PAGE TEXT.
———

Trans library_unit() :
{Trans ret= new Trans( "UNFINISHED primary_unit!"); }
{
   { //Clearing those lists so new symbols can be collected there
    dots.clear();
    generics.clear();
    ports.clear();
    quantities.clear();
    components.clear();
   }

  (
    LOOKAHEAD(<ENTITY> | <CONFIGURATION> | <PACKAGE> identifier() )
    primary_unit()
  | ret= secondary_unit()
  )

  {return ret; }
}


Trans literal() :
{Trans ret;
 Token t;}
{
    LOOKAHEAD( numeric_literal() )
    ret= numeric_literal()
    {return ret;}
  | ret=enumeration_literal() {return ret;}
  | t= <string_literal> {return new Trans(0).conc( t ); }
  | t= <bit_string_literal>	{return new Trans(0).conc( t ); }
  | t= <NULL> {return new Trans(0).conc( t ); }
}

int logical_operator () :
{ Token t; }
{ (
    t= <AND>
  | t= <OR>
  | t= <NAND>
  | t= <NOR>
  | t= <XOR>
  | t= <XNOR>
  )
  { return t.kind; }
}

void loop_statement() :
{}
{
  [ identifier() ":" ]  // identifier() was loop_label()
  [ iteration_scheme() ] <LOOP>
                        sequence_of_statements()
  <END> <LOOP> [ identifier() ] ";"  // identifier() was loop_label()
}

int miscellaneous_operator() :
{}
{
    <EXP>               { return EXP; }
  | <ABS>               { return ABS; }
  | <NOT>               { return NOT; }
}

void mode() :
{}
{
    <IN>
  | <OUT>
  | <INOUT>
  | <BUFFER>
  | <LINKAGE>
}

Trans multiplying_operator() :
{}
{
    "*"                 { return new Trans(0).conc( "*" ); }
  | "/"                 { return new Trans(0).conc( "/" ); }
  | <MOD>               { return new Trans(0).conc( "/" ); } // integers only, OK
  | <REM>               { return new Trans(0).conc( "%" ); } // integers only, OK
}

Trans name() :
{Trans ret, append= new Trans(0);
 Extension ext;
}
{
// Skipped & unused productions...

———

PROVIDED DATA.

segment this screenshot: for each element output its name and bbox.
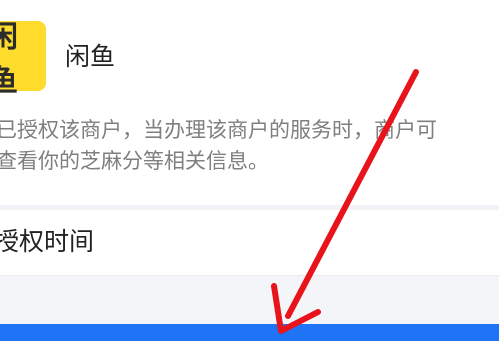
merchant-name: 闲鱼 — [65, 42, 116, 71]
description-line-2: 查看你的芝麻分等相关信息。 — [0, 149, 269, 173]
description-line-1: 已授权该商户，当办理该商户的服务时，商户可 — [0, 118, 437, 142]
authorization-description: 已授权该商户，当办理该商户的服务时，商户可 查看你的芝麻分等相关信息。 — [0, 115, 499, 177]
xianyu-logo-icon: 闲鱼 — [0, 20, 46, 99]
merchant-card: 闲鱼 闲鱼 已授权该商户，当办理该商户的服务时，商户可 查看你的芝麻分等相关信息… — [0, 0, 499, 205]
logo-text: 闲鱼 — [0, 20, 18, 99]
primary-action-button[interactable] — [0, 324, 499, 341]
authorization-time-label: 授权时间 — [0, 227, 95, 256]
authorization-time-row: 授权时间 — [0, 210, 499, 276]
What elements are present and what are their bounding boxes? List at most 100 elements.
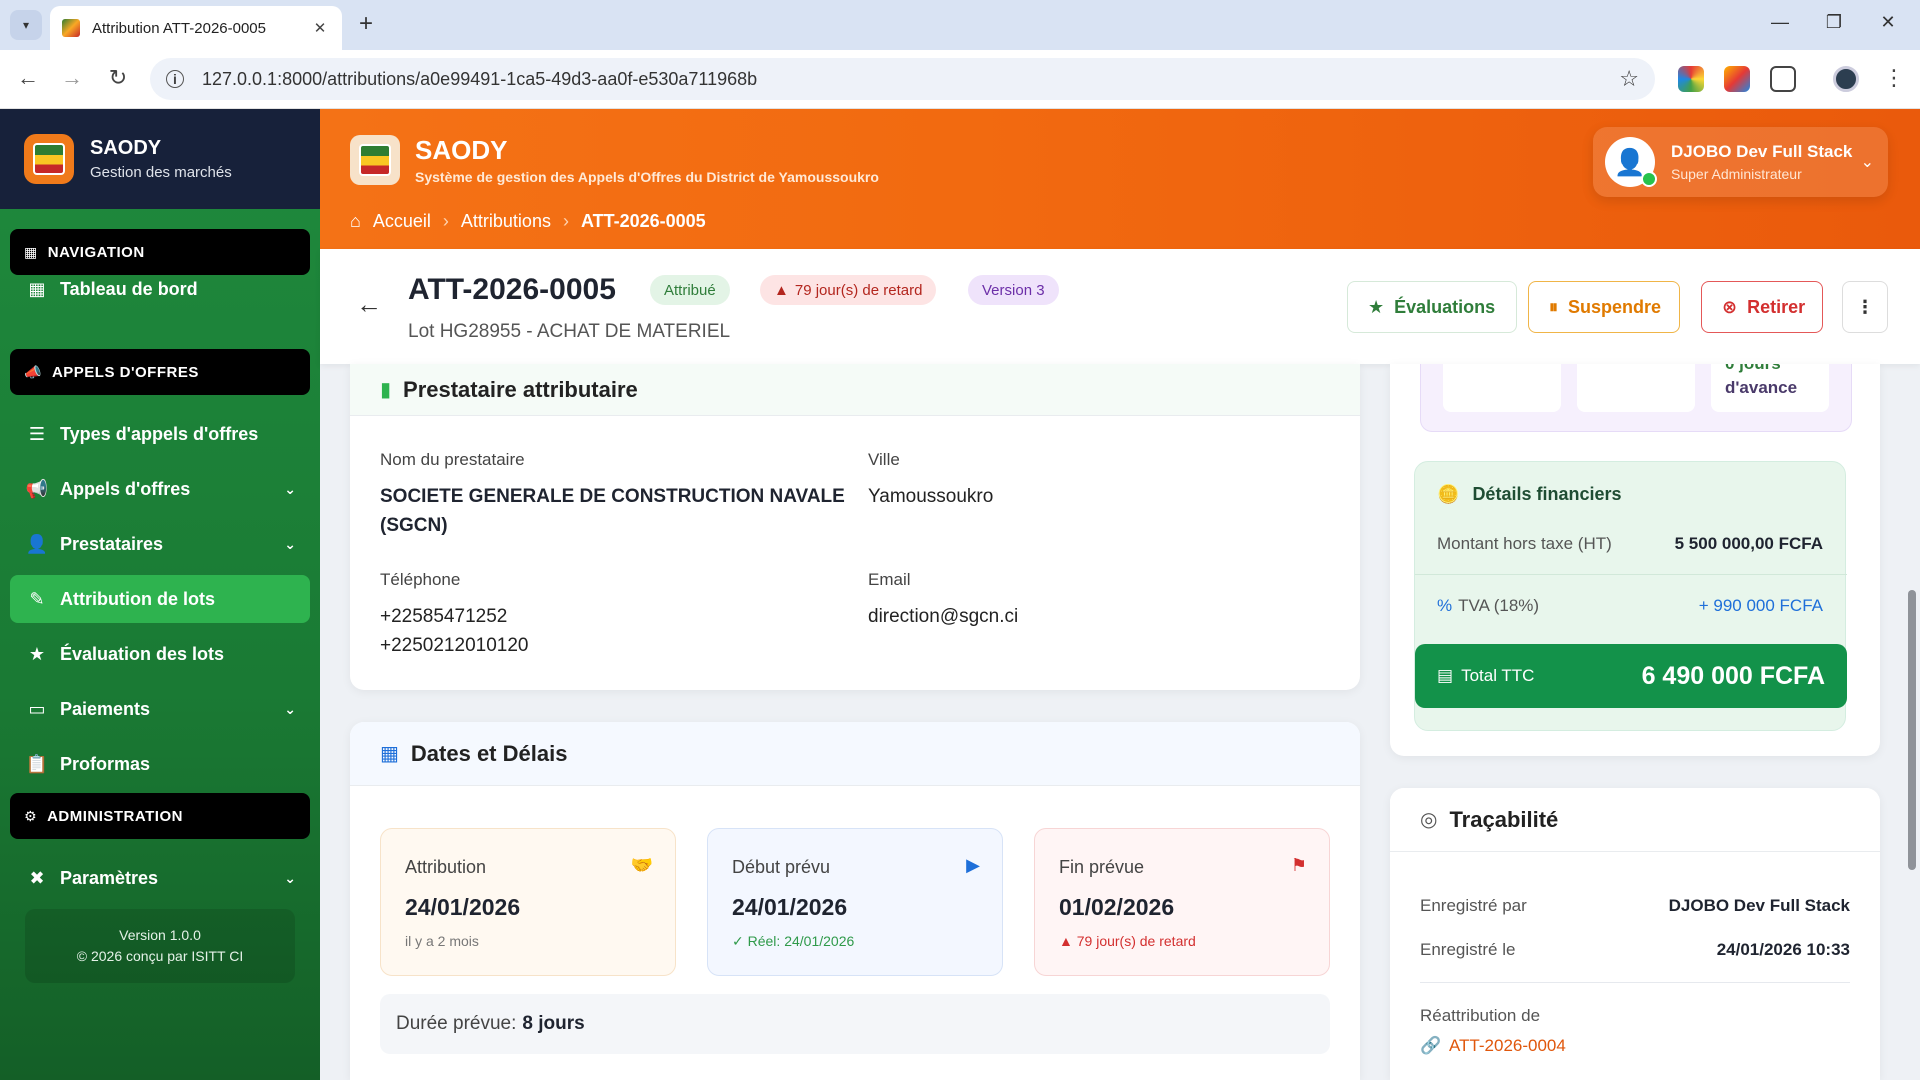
finance-title: 🪙 Détails financiers bbox=[1437, 484, 1622, 504]
avatar: 👤 bbox=[1605, 137, 1657, 187]
minimize-button[interactable]: — bbox=[1768, 12, 1792, 33]
reload-icon[interactable]: ↻ bbox=[104, 64, 132, 92]
version-box: Version 1.0.0 © 2026 conçu par ISITT CI bbox=[25, 909, 295, 983]
dates-card-header: ▦ Dates et Délais bbox=[350, 722, 1360, 786]
user-name: DJOBO Dev Full Stack bbox=[1671, 142, 1853, 161]
sidebar-item-parametres[interactable]: ✖ Paramètres ⌄ bbox=[10, 854, 310, 902]
percent-icon: % bbox=[1437, 596, 1453, 615]
chevron-down-icon: ⌄ bbox=[284, 535, 296, 552]
reattribution-link[interactable]: 🔗 ATT-2026-0004 bbox=[1420, 1036, 1566, 1056]
extension-icon[interactable] bbox=[1678, 66, 1704, 92]
back-icon[interactable]: ← bbox=[14, 64, 42, 92]
coins-icon: 🪙 bbox=[1437, 484, 1460, 504]
trace-registered-by: Enregistré par DJOBO Dev Full Stack bbox=[1420, 896, 1850, 915]
city-label: Ville bbox=[868, 450, 900, 469]
user-menu[interactable]: 👤 DJOBO Dev Full Stack Super Administrat… bbox=[1593, 127, 1888, 197]
sidebar-item-appels[interactable]: 📢 Appels d'offres ⌄ bbox=[10, 465, 310, 513]
check-icon: ✓ bbox=[732, 933, 744, 949]
prestataire-card-header: ▮ Prestataire attributaire bbox=[350, 364, 1360, 416]
browser-menu-icon[interactable]: ⋮ bbox=[1880, 64, 1908, 92]
stat-box bbox=[1443, 364, 1561, 412]
bookmark-star-icon[interactable]: ☆ bbox=[1619, 66, 1639, 92]
url-text[interactable]: 127.0.0.1:8000/attributions/a0e99491-1ca… bbox=[202, 69, 1619, 90]
delay-badge: ▲ 79 jour(s) de retard bbox=[760, 275, 937, 305]
site-info-icon[interactable]: i bbox=[166, 70, 184, 88]
breadcrumb-current: ATT-2026-0005 bbox=[580, 211, 706, 231]
total-ttc-bar: ▤ Total TTC 6 490 000 FCFA bbox=[1415, 644, 1847, 708]
advance-stat-box: 0 jours d'avance bbox=[1711, 364, 1829, 412]
warning-icon: ▲ bbox=[1059, 933, 1073, 949]
section-appels: 📣 APPELS D'OFFRES bbox=[10, 349, 310, 395]
calculator-icon: ▤ bbox=[1437, 666, 1454, 685]
page-scrollbar[interactable] bbox=[1908, 590, 1916, 870]
breadcrumb-attributions[interactable]: Attributions bbox=[461, 211, 551, 232]
address-bar[interactable]: i 127.0.0.1:8000/attributions/a0e99491-1… bbox=[150, 58, 1655, 100]
browser-tab[interactable]: Attribution ATT-2026-0005 ✕ bbox=[50, 6, 342, 50]
duration-bar: Durée prévue: 8 jours bbox=[380, 994, 1330, 1054]
phone-values: +22585471252 +2250212010120 bbox=[380, 606, 529, 657]
city-value: Yamoussoukro bbox=[868, 486, 994, 507]
back-arrow-icon[interactable]: ← bbox=[356, 289, 382, 320]
pause-icon: ⏸ bbox=[1549, 296, 1558, 317]
suspend-button[interactable]: ⏸ Suspendre bbox=[1528, 281, 1680, 333]
extensions-puzzle-icon[interactable] bbox=[1770, 66, 1796, 92]
close-icon[interactable]: ✕ bbox=[310, 19, 330, 37]
favicon-icon bbox=[62, 19, 80, 37]
email-label: Email bbox=[868, 570, 911, 589]
page-subtitle: Lot HG28955 - ACHAT DE MATERIEL bbox=[408, 321, 731, 342]
header-logo bbox=[350, 135, 400, 185]
page-header: ← ATT-2026-0005 Attribué ▲ 79 jour(s) de… bbox=[320, 249, 1920, 364]
sidebar-item-attribution[interactable]: ✎ Attribution de lots bbox=[10, 575, 310, 623]
extension-pen-icon[interactable] bbox=[1724, 66, 1750, 92]
megaphone-icon: 📣 bbox=[24, 363, 42, 380]
star-icon: ★ bbox=[28, 643, 46, 664]
close-window-button[interactable]: ✕ bbox=[1876, 12, 1900, 33]
credit-card-icon: ▭ bbox=[28, 698, 46, 719]
email-value[interactable]: direction@sgcn.ci bbox=[868, 602, 1018, 631]
profile-avatar[interactable] bbox=[1833, 66, 1859, 92]
new-tab-button[interactable]: + bbox=[354, 12, 378, 36]
user-role: Super Administrateur bbox=[1671, 166, 1802, 182]
progress-stats: 0 jours d'avance bbox=[1420, 364, 1852, 432]
table-icon: ▦ bbox=[28, 278, 46, 299]
brand-name: SAODY bbox=[90, 137, 162, 159]
withdraw-button[interactable]: ⊗ Retirer bbox=[1701, 281, 1823, 333]
tab-search-button[interactable]: ▾ bbox=[10, 10, 42, 40]
header-subtitle: Système de gestion des Appels d'Offres d… bbox=[415, 169, 879, 185]
sidebar-item-evaluation[interactable]: ★ Évaluation des lots bbox=[10, 630, 310, 678]
section-admin: ⚙ ADMINISTRATION bbox=[10, 793, 310, 839]
sidebar-brand[interactable]: SAODY Gestion des marchés bbox=[0, 109, 320, 209]
provider-name: SOCIETE GENERALE DE CONSTRUCTION NAVALE … bbox=[380, 486, 845, 537]
browser-tabstrip: ▾ Attribution ATT-2026-0005 ✕ + — ❐ ✕ bbox=[0, 0, 1920, 50]
sidebar-item-proformas[interactable]: 📋 Proformas bbox=[10, 740, 310, 788]
sidebar-item-paiements[interactable]: ▭ Paiements ⌄ bbox=[10, 685, 310, 733]
advance-value: 0 jours bbox=[1725, 364, 1815, 376]
dates-card: ▦ Dates et Délais 🤝 Attribution 24/01/20… bbox=[350, 722, 1360, 1080]
breadcrumb-home[interactable]: Accueil bbox=[373, 211, 431, 232]
advance-label: d'avance bbox=[1725, 377, 1798, 397]
edit-icon: ✎ bbox=[29, 588, 45, 609]
more-options-button[interactable]: ⋮ bbox=[1842, 281, 1888, 333]
link-icon: 🔗 bbox=[1420, 1036, 1442, 1055]
maximize-button[interactable]: ❐ bbox=[1822, 12, 1846, 33]
trace-card: ◎ Traçabilité Enregistré par DJOBO Dev F… bbox=[1390, 788, 1880, 1080]
sidebar-item-types[interactable]: ☰ Types d'appels d'offres bbox=[10, 410, 310, 458]
forward-icon[interactable]: → bbox=[58, 64, 86, 92]
evaluations-button[interactable]: ★ Évaluations bbox=[1347, 281, 1517, 333]
copyright-text: © 2026 conçu par ISITT CI bbox=[76, 948, 244, 964]
chevron-right-icon: › bbox=[562, 211, 569, 231]
megaphone-icon: 📢 bbox=[25, 478, 49, 499]
tab-title: Attribution ATT-2026-0005 bbox=[92, 19, 266, 37]
gears-icon: ⚙ bbox=[24, 807, 38, 824]
chevron-down-icon: ⌄ bbox=[284, 869, 296, 886]
header-title: SAODY bbox=[415, 135, 508, 165]
sidebar-item-dashboard[interactable]: ▦ Tableau de bord bbox=[10, 265, 310, 313]
attribution-date-box: 🤝 Attribution 24/01/2026 il y a 2 mois bbox=[380, 828, 676, 976]
phone-label: Téléphone bbox=[380, 570, 461, 589]
sidebar-item-prestataires[interactable]: 👤 Prestataires ⌄ bbox=[10, 520, 310, 568]
version-badge: Version 3 bbox=[968, 275, 1059, 305]
start-date-box: ▶ Début prévu 24/01/2026 ✓ Réel: 24/01/2… bbox=[707, 828, 1003, 976]
clipboard-icon: 📋 bbox=[25, 753, 49, 774]
version-text: Version 1.0.0 bbox=[119, 927, 201, 943]
brand-subtitle: Gestion des marchés bbox=[90, 164, 232, 181]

———

GIVEN PROBLEM A.
Translate the comment "Clearing those lists so new symbols can be collected there" from the parser grammar into Spanish.
GIVEN PROBLEM B.
Render the lines of the rows from the line with "finance-title: 🪙 Détails" up to and including the line with "dates-card-header: ▦ Dates" as a JSON list of strings, one string per line, leaving out blank lines.

CORRECT OUTPUT A.
Limpiando esas listas para que se puedan recopilar allí nuevos símbolos

CORRECT OUTPUT B.
[
  "finance-title: 🪙 Détails financiers bbox=[1437, 484, 1622, 504]",
  "avatar: 👤 bbox=[1605, 137, 1657, 187]",
  "minimize-button[interactable]: — bbox=[1768, 12, 1792, 33]",
  "reload-icon[interactable]: ↻ bbox=[104, 64, 132, 92]",
  "version-box: Version 1.0.0 © 2026 conçu par ISITT CI bbox=[25, 909, 295, 983]",
  "dates-card-header: ▦ Dates et Délais bbox=[350, 722, 1360, 786]"
]